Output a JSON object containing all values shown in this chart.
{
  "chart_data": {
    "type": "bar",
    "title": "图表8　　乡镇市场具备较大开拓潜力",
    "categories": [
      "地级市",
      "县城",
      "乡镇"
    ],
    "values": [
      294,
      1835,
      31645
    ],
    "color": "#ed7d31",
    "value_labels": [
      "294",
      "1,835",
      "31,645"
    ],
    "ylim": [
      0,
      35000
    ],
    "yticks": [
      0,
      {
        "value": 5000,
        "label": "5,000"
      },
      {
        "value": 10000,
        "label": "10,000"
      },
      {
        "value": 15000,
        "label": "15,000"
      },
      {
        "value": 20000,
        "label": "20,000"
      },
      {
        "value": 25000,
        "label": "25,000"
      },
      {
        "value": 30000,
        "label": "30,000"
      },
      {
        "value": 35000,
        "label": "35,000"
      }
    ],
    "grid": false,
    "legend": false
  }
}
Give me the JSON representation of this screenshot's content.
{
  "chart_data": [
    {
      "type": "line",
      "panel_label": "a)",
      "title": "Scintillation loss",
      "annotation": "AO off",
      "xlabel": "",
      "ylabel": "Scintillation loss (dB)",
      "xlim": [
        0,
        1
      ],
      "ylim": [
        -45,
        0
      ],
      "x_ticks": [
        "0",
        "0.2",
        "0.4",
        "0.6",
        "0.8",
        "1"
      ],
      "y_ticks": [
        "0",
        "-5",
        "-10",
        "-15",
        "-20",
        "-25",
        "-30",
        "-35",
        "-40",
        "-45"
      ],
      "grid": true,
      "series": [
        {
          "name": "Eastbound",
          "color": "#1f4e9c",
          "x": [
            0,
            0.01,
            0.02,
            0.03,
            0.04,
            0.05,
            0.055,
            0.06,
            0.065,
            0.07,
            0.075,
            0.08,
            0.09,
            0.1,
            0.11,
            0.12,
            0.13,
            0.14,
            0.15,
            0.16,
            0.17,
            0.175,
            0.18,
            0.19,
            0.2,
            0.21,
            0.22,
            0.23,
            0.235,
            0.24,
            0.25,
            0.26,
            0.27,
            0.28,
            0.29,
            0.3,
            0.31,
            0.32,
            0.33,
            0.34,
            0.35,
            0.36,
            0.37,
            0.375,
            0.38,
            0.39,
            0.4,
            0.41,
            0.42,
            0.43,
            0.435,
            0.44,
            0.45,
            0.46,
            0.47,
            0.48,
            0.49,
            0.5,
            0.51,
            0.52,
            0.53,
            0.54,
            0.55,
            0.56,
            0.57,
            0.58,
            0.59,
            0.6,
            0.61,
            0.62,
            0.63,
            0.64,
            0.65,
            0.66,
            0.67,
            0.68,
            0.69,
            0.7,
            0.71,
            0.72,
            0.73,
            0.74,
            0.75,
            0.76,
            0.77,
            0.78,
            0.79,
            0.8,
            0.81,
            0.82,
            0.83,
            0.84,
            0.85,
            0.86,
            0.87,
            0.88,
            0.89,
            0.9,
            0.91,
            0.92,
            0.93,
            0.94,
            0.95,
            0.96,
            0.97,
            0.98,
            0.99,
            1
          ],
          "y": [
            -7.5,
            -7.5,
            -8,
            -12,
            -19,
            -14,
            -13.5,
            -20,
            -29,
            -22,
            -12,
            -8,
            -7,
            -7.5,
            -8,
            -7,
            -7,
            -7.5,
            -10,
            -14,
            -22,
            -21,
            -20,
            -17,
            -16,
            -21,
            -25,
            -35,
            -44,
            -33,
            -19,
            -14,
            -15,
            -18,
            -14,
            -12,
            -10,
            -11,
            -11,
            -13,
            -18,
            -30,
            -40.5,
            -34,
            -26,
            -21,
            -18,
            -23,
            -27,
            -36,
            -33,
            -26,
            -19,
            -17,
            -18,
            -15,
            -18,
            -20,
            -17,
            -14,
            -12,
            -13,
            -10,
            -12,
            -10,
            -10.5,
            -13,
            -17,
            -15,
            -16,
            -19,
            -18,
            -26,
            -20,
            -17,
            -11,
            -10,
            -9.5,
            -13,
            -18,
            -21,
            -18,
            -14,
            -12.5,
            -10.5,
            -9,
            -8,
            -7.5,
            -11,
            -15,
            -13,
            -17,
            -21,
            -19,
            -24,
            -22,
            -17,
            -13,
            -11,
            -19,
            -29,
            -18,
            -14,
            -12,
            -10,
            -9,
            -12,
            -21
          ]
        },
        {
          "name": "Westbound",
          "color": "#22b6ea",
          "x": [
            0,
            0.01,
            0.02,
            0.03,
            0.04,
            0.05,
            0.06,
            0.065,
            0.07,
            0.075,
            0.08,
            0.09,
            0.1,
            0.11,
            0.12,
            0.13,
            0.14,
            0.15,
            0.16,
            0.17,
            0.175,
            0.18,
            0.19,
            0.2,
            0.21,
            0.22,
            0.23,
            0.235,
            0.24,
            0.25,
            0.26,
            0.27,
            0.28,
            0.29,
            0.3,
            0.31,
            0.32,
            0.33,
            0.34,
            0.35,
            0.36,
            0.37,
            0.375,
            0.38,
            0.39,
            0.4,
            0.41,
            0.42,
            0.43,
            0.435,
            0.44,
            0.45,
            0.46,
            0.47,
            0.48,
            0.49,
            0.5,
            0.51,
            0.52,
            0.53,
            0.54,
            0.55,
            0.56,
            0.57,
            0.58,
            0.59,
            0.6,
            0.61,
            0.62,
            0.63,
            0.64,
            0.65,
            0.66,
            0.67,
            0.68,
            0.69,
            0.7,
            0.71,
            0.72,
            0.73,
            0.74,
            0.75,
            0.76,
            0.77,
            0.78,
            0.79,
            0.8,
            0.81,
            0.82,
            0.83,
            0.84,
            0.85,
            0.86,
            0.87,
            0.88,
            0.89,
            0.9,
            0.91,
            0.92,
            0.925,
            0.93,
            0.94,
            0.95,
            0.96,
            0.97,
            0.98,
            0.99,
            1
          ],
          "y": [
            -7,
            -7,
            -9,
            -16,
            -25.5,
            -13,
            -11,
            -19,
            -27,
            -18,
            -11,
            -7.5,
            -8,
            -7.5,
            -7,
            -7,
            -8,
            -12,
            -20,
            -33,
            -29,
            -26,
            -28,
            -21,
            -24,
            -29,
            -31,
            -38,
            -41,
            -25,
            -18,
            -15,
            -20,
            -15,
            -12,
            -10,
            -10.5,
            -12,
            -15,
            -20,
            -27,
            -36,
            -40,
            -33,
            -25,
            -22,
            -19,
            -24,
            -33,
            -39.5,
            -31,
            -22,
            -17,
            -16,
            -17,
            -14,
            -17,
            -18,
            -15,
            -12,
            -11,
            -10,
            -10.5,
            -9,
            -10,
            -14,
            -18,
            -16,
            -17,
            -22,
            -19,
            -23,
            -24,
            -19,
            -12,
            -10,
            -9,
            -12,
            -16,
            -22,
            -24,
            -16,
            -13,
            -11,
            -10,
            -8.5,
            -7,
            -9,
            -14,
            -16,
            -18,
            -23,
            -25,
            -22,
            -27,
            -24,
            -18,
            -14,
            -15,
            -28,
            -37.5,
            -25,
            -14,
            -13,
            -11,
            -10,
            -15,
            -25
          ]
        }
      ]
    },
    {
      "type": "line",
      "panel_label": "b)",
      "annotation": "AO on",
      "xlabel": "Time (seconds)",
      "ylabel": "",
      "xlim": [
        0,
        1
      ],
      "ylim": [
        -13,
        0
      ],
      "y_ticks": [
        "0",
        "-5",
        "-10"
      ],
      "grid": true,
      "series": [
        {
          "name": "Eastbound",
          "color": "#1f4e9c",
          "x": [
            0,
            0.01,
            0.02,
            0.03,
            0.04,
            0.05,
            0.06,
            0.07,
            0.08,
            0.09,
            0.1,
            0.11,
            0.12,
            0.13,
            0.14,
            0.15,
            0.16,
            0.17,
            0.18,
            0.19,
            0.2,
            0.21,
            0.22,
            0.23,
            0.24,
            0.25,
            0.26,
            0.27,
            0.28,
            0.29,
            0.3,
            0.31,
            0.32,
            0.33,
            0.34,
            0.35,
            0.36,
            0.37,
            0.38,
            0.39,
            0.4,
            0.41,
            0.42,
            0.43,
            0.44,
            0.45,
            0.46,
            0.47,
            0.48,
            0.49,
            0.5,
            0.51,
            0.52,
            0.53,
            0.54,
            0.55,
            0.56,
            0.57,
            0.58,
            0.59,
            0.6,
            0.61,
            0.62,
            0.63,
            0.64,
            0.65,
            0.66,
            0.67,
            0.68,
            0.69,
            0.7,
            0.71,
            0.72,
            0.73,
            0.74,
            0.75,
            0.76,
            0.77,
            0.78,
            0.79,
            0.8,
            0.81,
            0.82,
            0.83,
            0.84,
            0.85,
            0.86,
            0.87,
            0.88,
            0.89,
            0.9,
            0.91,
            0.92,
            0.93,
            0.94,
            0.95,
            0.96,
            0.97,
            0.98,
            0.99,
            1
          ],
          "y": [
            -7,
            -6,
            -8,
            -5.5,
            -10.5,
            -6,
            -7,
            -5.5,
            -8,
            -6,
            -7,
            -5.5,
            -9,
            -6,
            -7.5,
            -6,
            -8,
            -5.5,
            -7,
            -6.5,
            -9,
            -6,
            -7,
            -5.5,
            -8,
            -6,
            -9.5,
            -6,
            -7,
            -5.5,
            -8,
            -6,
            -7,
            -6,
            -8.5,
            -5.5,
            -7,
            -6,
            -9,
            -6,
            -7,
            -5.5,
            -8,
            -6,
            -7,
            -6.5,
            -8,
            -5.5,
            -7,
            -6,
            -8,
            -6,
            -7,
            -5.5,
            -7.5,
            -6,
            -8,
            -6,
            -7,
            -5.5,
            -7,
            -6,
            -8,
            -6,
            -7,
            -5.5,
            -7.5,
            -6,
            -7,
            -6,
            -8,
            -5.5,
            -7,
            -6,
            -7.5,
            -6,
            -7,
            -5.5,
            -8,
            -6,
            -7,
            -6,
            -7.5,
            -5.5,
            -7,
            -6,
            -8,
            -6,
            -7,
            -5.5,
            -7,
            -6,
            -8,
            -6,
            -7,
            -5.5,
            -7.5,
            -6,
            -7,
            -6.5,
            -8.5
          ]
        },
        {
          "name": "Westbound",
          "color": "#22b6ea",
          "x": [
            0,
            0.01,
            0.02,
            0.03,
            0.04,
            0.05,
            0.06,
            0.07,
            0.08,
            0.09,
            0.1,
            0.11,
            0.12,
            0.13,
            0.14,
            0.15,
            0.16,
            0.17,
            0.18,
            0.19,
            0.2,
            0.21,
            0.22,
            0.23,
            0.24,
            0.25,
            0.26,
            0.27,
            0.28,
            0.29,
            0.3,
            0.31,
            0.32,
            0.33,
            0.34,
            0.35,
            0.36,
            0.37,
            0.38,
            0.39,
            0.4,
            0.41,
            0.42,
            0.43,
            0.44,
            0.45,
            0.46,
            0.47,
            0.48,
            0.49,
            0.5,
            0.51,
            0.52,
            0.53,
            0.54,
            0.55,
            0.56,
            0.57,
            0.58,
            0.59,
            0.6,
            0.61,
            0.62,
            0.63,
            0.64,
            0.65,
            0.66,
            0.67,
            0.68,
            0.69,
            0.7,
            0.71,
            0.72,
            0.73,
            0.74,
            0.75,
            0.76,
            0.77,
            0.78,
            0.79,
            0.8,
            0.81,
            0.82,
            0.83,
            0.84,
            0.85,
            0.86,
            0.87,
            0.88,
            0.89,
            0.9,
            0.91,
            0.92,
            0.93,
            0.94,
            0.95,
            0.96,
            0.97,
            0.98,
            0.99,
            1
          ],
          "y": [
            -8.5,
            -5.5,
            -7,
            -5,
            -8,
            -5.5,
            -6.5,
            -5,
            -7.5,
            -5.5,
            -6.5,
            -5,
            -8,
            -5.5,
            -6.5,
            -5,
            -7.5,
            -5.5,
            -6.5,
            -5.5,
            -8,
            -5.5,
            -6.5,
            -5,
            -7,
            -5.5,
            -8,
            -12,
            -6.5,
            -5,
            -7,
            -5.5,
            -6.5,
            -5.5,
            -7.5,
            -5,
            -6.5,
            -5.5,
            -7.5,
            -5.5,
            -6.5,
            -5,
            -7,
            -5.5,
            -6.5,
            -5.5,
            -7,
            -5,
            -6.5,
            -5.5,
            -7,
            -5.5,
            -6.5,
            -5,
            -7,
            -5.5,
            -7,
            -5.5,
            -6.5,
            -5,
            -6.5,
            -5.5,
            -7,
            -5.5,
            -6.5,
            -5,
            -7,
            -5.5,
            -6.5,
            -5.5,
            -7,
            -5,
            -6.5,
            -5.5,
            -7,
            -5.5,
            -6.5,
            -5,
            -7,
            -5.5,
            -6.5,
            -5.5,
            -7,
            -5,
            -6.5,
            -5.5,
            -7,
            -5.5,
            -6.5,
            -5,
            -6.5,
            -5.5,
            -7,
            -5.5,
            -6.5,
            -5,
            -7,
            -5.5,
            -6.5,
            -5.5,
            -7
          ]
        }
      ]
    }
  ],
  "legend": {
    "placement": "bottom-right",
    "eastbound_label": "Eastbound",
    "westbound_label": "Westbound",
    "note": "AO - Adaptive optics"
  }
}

______________________________

▸ Directive
Determine how many lines in the data above contain the string "loss". Give nothing except the number.

▸ Response for this exercise
2